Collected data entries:
··········
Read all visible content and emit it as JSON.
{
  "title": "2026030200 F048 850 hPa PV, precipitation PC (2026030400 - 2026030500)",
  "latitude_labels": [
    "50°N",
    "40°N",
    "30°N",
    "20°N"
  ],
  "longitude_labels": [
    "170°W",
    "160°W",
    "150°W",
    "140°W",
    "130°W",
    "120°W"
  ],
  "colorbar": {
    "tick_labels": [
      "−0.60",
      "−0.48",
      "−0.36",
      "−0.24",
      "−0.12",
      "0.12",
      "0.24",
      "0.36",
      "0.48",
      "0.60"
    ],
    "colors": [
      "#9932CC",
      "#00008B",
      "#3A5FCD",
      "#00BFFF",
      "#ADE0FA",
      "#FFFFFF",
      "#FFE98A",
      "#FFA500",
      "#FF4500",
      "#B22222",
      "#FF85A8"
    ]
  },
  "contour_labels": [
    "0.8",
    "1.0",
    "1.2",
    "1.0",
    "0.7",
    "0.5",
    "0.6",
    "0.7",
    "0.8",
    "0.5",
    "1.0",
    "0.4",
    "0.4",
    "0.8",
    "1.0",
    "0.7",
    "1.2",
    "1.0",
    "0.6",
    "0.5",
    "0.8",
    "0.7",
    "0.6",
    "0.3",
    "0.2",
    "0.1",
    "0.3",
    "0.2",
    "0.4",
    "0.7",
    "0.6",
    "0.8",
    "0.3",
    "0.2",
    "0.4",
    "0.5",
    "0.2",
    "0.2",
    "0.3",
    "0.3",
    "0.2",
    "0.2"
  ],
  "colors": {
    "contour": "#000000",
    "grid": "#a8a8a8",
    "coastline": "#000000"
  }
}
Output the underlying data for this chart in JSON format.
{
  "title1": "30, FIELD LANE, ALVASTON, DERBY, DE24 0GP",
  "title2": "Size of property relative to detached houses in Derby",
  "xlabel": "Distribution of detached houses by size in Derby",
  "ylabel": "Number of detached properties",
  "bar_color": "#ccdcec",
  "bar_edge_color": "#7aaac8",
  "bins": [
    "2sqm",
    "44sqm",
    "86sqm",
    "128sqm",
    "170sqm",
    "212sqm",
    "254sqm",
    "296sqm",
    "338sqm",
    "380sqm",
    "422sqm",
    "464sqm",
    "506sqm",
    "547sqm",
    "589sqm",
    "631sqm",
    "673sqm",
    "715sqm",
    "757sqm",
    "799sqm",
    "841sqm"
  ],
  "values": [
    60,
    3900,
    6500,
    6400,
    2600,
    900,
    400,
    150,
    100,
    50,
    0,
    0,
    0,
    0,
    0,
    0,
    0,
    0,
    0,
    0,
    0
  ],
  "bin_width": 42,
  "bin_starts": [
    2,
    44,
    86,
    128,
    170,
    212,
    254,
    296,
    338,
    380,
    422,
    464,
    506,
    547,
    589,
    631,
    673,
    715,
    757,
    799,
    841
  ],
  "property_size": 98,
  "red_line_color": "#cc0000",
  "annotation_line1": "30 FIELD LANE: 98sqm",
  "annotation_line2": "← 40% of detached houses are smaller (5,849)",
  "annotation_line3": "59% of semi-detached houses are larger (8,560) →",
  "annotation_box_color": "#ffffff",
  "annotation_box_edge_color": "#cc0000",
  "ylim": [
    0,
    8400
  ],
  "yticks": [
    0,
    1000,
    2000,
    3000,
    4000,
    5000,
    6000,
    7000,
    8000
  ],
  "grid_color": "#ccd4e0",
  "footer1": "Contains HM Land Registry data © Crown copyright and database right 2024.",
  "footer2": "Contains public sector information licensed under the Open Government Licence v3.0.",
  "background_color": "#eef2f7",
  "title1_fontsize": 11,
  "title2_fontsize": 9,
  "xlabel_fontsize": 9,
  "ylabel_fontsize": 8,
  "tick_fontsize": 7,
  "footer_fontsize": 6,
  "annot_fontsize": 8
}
··········
◆ Written request: Copy all lines from the material that hold "JSON".

◆ Task result:
Read all visible content and emit it as JSON.
Output the underlying data for this chart in JSON format.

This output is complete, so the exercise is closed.